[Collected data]
= = = =
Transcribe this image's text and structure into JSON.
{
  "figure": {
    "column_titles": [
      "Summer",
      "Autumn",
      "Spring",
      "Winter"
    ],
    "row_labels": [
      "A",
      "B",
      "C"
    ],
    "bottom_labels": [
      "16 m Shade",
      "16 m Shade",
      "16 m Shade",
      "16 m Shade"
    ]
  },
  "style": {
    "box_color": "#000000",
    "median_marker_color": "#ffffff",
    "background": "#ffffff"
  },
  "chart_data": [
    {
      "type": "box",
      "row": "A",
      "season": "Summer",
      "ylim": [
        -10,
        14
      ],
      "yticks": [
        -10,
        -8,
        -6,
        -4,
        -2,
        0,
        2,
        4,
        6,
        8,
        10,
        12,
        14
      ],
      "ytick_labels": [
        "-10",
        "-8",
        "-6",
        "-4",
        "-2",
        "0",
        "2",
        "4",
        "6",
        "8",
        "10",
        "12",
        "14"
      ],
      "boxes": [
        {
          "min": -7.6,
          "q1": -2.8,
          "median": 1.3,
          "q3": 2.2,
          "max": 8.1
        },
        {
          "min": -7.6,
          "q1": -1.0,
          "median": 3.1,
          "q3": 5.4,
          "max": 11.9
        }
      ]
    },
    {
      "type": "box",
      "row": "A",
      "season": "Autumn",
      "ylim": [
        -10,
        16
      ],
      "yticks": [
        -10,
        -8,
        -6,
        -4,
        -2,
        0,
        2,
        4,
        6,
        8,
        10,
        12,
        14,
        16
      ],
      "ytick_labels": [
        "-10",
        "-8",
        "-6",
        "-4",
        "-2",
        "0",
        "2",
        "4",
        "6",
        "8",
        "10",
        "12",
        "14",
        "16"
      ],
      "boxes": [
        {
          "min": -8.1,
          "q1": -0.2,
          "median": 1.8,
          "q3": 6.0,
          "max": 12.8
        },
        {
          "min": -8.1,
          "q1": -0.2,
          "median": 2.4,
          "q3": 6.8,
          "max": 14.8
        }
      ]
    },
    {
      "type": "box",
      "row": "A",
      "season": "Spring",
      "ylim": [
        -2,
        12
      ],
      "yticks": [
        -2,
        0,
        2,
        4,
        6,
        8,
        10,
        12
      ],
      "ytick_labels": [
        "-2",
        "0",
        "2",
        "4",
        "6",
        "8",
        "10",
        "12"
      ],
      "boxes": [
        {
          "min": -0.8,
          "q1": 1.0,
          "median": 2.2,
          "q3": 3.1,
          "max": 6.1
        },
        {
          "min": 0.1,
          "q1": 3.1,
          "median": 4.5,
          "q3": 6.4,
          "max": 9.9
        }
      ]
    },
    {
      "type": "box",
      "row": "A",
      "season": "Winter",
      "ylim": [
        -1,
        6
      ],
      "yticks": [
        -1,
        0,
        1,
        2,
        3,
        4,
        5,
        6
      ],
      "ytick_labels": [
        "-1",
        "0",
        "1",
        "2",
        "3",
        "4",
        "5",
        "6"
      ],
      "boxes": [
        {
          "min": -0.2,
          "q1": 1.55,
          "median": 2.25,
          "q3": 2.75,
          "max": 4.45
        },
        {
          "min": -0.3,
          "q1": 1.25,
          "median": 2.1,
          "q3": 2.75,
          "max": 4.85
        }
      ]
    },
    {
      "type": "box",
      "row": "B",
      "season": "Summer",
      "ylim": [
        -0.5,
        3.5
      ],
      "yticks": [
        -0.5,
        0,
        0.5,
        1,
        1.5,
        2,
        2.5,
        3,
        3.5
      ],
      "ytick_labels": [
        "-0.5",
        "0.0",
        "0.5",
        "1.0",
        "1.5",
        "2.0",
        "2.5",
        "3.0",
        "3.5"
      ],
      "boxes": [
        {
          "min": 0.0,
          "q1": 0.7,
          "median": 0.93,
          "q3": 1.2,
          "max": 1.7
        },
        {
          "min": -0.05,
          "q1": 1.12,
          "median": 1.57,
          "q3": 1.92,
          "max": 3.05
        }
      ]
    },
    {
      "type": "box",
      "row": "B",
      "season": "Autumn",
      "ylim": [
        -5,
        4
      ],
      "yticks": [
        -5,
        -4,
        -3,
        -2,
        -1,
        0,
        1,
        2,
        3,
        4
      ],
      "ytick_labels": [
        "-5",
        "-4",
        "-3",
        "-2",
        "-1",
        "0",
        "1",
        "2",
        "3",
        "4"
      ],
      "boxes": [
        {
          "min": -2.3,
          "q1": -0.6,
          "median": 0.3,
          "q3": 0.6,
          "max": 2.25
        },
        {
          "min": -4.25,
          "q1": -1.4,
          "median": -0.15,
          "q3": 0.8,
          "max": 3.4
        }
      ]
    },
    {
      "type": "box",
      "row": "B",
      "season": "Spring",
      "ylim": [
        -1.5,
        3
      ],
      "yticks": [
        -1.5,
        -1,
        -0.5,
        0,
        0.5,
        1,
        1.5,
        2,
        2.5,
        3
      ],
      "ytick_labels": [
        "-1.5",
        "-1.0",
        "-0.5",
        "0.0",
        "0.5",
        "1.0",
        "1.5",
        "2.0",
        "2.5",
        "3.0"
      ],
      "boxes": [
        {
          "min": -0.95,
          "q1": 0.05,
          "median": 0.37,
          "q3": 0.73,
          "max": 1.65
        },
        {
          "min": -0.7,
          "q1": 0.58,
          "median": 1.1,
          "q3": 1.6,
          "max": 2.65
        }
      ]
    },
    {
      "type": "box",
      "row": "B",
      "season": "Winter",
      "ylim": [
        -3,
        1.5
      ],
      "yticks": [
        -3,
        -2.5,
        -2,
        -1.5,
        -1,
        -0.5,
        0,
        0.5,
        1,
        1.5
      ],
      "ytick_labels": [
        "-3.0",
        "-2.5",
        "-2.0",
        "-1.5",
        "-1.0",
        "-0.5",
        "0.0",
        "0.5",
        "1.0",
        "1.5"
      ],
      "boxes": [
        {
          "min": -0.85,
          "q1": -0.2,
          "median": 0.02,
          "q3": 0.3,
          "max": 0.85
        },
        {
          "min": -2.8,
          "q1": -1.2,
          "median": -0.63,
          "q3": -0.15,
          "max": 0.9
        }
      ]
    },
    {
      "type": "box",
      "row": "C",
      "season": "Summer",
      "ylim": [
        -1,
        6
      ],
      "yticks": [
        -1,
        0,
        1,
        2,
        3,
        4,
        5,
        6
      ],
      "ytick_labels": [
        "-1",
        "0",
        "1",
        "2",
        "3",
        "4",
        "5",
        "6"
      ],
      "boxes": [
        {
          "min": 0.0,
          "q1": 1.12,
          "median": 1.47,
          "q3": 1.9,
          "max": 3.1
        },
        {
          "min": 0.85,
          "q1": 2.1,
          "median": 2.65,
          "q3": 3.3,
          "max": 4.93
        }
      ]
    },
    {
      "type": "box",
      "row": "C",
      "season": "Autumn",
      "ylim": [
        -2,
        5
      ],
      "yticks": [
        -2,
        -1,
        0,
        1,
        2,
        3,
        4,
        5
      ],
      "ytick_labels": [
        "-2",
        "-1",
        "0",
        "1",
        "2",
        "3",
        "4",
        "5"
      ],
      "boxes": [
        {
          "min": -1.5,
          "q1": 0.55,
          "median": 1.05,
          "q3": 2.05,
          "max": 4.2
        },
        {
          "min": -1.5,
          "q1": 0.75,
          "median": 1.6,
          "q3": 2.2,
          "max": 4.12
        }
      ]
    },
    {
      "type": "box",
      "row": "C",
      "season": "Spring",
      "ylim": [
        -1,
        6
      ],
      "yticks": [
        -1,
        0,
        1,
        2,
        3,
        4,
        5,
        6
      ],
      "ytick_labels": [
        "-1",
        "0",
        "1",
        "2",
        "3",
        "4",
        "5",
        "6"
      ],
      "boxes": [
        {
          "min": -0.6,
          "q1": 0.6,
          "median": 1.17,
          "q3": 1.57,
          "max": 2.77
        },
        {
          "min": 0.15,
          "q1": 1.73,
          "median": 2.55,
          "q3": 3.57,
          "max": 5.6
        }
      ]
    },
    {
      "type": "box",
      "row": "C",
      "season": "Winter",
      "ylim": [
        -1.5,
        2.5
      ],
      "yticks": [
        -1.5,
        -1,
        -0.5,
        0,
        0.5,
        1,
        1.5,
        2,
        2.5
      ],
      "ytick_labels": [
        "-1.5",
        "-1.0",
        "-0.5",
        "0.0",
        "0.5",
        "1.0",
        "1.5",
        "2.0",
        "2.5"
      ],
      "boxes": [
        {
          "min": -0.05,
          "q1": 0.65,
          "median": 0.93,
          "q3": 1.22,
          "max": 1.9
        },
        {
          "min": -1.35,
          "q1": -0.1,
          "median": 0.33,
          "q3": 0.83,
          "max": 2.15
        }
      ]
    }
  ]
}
= = = =
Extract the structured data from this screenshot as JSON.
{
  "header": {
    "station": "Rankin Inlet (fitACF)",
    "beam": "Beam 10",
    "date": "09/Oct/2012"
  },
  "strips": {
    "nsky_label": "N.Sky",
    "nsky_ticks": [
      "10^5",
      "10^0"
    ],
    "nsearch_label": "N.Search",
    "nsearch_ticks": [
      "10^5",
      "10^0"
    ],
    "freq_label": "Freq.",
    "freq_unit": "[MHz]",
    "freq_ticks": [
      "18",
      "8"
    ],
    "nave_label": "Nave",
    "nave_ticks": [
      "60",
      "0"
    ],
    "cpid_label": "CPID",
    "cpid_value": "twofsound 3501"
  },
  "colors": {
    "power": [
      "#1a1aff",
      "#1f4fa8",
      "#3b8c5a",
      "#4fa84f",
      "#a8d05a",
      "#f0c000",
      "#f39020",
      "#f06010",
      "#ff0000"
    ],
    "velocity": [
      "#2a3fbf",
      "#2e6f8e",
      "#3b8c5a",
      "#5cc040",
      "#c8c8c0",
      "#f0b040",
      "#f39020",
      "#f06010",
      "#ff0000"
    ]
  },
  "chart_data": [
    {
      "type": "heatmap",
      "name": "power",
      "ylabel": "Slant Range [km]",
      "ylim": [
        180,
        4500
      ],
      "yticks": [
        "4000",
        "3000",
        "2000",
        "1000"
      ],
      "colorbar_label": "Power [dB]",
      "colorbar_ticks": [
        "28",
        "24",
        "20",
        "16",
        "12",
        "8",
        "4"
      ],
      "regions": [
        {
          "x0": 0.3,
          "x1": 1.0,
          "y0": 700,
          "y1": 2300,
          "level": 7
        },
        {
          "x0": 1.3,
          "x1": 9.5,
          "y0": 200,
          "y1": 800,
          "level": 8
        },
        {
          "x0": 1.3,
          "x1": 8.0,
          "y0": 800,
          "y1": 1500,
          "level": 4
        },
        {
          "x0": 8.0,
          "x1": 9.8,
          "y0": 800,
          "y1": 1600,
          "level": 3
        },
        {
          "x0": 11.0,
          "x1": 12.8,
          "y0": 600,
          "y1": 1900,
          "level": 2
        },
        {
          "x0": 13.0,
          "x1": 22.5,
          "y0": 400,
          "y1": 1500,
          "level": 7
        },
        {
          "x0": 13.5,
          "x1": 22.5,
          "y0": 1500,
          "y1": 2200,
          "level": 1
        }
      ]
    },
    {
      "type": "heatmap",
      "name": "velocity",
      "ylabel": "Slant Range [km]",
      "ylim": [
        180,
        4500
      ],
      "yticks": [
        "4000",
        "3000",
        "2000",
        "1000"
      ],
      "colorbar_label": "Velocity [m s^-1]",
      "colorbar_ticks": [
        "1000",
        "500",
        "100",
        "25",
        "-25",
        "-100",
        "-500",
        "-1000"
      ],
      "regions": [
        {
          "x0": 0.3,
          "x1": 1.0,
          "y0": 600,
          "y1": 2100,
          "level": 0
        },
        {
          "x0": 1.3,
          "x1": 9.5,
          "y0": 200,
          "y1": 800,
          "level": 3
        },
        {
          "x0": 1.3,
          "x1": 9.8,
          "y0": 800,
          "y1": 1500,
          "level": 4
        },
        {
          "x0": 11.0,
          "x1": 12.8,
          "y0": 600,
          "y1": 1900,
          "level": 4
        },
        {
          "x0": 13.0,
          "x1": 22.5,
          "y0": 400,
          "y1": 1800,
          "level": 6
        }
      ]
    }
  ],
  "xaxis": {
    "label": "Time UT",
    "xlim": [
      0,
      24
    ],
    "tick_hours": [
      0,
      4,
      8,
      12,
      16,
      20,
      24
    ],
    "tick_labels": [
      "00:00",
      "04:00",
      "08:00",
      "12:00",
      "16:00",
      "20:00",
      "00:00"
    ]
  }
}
= = = =
» WRITTEN INSTRUCTION
Pick out lines containing the word "JSON", each one as written.

» SOLUTION TO THE EXERCISE
Transcribe this image's text and structure into JSON.
Extract the structured data from this screenshot as JSON.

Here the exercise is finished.